Indonesia Siapkan Strategi Impor Energi Pasca Penutupan Selat Hormuz
Kutipan News - Kaltimtoday.co - Pemerintah secara resmi menyiapkan skema pengalihan pasokan energi guna mengurangi risiko gangguan impor dari Timur Tengah. Langkah strategis ini diambil menyusul penutupan Selat Hormuz akibat eskalasi konflik antara Israel, Amerika Serikat, dan Iran yang kian memanas.
Menteri Energi dan Sumber Daya Mineral (ESDM), Bahlil Lahadalia, menegaskan bahwa penutupan jalur Selat Hormuz, yang dilintasi sekitar 20,1 juta barel minyak per hari, memang berdampak pada perdagangan energi dunia. Namun, ia memastikan ketergantungan Indonesia terhadap kawasan tersebut masih dalam batas terkendali.
“Dari total impor crude (minyak mentah) kita dari Timur Tengah, porsinya kurang lebih hanya 20% sampai 25%. Selebihnya kita ambil dari Afrika, Angola, Amerika, hingga Brasil,” ujar Bahlil dalam konferensi pers di Jakarta, Selasa (3/3/2026).

*KETENTUAN TUGAS A*
Menurut kutipan sumber tentang impor energi, berapa porsi impor minyak mentah Indonesia yang berasal dari Timur Tengah?
*KETENTUAN TUGAS B*
Berdasarkan kutipan sumber tentang impor energi, jelaskan mengapa pemerintah menyiapkan skema pengalihan pasokan energi.
*KETENTUAN TUGAS C*
Teruskan berita tentang strategi impor energi Indonesia ini, dimulai setelah kalimat terakhirnya.

*DATA TINJAUAN*
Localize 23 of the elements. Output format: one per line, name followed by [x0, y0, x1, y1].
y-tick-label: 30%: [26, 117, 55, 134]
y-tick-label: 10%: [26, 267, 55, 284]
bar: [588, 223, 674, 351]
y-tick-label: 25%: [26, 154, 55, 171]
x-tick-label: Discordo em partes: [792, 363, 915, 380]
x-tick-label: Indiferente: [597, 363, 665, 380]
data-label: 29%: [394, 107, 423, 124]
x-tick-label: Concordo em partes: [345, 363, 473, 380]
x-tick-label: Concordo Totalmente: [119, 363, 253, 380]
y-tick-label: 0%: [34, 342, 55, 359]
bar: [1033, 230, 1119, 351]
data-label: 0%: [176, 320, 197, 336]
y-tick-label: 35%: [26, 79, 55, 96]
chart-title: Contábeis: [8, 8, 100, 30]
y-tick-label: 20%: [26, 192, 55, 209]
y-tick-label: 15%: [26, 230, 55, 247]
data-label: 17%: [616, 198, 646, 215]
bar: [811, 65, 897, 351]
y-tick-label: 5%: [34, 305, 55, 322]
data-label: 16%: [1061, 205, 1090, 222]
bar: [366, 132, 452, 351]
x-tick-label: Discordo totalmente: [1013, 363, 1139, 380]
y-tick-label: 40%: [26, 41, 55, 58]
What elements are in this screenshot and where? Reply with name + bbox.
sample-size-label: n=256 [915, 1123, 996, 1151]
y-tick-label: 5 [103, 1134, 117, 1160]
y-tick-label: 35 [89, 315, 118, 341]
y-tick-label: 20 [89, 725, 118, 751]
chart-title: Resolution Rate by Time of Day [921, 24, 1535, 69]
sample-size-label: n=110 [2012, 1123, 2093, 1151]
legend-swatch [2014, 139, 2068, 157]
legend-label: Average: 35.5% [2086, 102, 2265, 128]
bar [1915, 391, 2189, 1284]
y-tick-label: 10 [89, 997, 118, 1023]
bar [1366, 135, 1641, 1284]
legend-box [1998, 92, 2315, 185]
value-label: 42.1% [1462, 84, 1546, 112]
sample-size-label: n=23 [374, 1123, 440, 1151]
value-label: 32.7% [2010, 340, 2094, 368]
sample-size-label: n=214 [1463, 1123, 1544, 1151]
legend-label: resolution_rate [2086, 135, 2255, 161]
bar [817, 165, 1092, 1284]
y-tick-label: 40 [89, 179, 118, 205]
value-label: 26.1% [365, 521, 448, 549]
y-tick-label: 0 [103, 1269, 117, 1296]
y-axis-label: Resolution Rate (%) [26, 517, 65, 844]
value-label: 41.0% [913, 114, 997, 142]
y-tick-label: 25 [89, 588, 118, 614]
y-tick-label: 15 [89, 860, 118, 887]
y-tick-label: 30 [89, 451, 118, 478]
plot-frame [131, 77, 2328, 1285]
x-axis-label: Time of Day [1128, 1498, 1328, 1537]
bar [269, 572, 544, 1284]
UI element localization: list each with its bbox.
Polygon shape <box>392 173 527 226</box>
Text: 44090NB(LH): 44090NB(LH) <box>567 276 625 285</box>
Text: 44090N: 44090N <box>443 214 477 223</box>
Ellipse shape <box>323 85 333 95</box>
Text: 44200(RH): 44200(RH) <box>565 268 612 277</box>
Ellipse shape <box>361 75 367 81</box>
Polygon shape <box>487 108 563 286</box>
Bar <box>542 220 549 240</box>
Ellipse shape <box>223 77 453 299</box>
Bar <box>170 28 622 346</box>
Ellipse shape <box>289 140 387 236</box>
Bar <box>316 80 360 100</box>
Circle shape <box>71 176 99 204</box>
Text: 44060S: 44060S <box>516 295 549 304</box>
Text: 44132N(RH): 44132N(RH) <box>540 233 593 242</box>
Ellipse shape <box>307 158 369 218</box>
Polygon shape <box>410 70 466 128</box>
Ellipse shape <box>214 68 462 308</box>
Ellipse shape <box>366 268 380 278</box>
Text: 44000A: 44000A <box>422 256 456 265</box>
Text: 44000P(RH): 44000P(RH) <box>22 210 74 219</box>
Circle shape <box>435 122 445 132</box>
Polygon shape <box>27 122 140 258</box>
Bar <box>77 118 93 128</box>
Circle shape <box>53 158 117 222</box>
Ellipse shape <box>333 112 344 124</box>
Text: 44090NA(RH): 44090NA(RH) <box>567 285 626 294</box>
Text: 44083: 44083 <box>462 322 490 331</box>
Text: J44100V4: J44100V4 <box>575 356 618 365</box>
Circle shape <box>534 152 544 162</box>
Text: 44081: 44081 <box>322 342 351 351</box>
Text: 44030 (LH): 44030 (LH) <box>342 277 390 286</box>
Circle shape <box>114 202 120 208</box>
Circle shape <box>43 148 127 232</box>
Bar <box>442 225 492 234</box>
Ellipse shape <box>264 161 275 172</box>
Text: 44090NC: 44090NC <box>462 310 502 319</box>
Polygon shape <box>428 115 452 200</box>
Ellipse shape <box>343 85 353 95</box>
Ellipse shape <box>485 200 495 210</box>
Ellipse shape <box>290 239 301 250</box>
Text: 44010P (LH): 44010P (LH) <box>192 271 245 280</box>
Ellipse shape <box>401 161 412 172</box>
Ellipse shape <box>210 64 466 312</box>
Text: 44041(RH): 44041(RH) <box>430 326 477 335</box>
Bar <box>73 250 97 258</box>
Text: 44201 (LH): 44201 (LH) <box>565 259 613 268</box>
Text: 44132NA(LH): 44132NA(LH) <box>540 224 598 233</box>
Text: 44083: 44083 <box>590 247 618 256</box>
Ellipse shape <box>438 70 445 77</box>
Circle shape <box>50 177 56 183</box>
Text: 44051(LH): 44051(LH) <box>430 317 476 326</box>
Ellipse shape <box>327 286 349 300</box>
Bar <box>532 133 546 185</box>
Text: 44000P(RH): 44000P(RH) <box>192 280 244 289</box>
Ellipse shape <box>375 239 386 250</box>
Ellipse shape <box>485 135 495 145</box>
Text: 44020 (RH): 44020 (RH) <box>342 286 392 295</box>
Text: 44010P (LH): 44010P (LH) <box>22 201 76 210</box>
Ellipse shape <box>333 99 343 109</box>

*JAWABAN TUGAS A*
Porsinya kurang lebih hanya 20% sampai 25% dari total impor minyak mentah.

*JAWABAN TUGAS B*
Skema itu disiapkan untuk mengurangi risiko gangguan impor energi dari Timur Tengah. Langkah ini diambil setelah Selat Hormuz ditutup akibat eskalasi konflik antara Israel, Amerika Serikat, dan Iran yang kian memanas.

*JAWABAN TUGAS C*
Menghadapi ketidakpastian geopolitik yang sulit diprediksi kapan berakhirnya, Bahlil mengungkapkan bahwa pemerintah telah menyiapkan skenario mitigasi dengan mengalihkan rute impor.
“Skenarionya adalah untuk crude yang biasa kita ambil dari Timur Tengah, sebagian kita alihkan untuk diambil dari Amerika. Tujuannya agar ada kepastian ketersediaan stok nasional kita,” jelasnya.
Terkait kebutuhan Bahan Bakar Minyak (BBM), Bahlil memastikan impor bensin (RON 90, 92, 95, dan 98) kini tidak lagi bergantung pada kawasan Timur Tengah. Saat ini, kebutuhan bensin dalam negeri dipenuhi melalui pasokan dari negara-negara di luar kawasan tersebut, termasuk dari Asia Tenggara.